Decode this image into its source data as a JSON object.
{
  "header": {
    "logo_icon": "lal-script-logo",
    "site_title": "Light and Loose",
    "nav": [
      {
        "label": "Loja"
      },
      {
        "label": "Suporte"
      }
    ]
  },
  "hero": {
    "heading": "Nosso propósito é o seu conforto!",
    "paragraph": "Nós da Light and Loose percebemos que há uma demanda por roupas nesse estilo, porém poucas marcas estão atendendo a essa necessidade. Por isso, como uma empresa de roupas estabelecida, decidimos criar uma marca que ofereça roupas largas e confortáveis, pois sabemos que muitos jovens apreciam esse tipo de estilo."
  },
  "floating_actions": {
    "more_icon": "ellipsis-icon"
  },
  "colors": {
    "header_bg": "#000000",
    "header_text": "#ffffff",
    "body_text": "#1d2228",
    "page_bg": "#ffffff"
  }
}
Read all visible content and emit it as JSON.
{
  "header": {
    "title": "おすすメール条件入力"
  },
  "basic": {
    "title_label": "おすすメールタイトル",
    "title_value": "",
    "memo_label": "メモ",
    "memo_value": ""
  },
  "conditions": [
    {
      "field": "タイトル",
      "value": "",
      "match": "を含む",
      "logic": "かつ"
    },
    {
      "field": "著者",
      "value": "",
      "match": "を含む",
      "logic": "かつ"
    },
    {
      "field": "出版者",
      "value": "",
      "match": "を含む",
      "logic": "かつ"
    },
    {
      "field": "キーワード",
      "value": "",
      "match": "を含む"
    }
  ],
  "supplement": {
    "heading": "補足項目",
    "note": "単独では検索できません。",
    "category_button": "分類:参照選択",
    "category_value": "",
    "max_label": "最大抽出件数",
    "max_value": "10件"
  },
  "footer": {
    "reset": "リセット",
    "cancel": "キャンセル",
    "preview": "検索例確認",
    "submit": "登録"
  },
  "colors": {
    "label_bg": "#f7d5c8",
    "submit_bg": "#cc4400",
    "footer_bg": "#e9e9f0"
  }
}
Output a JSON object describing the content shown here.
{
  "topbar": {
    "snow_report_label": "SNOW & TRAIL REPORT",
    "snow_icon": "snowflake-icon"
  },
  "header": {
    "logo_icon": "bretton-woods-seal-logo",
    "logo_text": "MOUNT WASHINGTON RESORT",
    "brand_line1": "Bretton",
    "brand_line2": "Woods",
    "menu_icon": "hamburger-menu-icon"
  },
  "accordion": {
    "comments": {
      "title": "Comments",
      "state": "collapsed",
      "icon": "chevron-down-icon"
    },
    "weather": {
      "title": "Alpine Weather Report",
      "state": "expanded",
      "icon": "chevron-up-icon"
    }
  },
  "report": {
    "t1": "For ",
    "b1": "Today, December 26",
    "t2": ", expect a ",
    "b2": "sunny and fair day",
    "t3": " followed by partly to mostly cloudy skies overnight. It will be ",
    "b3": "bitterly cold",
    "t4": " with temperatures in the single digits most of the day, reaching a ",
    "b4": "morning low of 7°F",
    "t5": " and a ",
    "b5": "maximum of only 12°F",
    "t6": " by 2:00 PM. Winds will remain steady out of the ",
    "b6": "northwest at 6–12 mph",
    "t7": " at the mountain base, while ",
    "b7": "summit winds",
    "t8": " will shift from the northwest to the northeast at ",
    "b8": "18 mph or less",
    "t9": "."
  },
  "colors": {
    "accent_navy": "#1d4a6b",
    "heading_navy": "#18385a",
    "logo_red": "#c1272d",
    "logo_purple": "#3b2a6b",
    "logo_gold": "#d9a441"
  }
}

============================================================

Using the material above, gather every line that includes "northwest".

    "b6": "northwest at 6–12 mph",
    "t8": " will shift from the northwest to the northeast at ",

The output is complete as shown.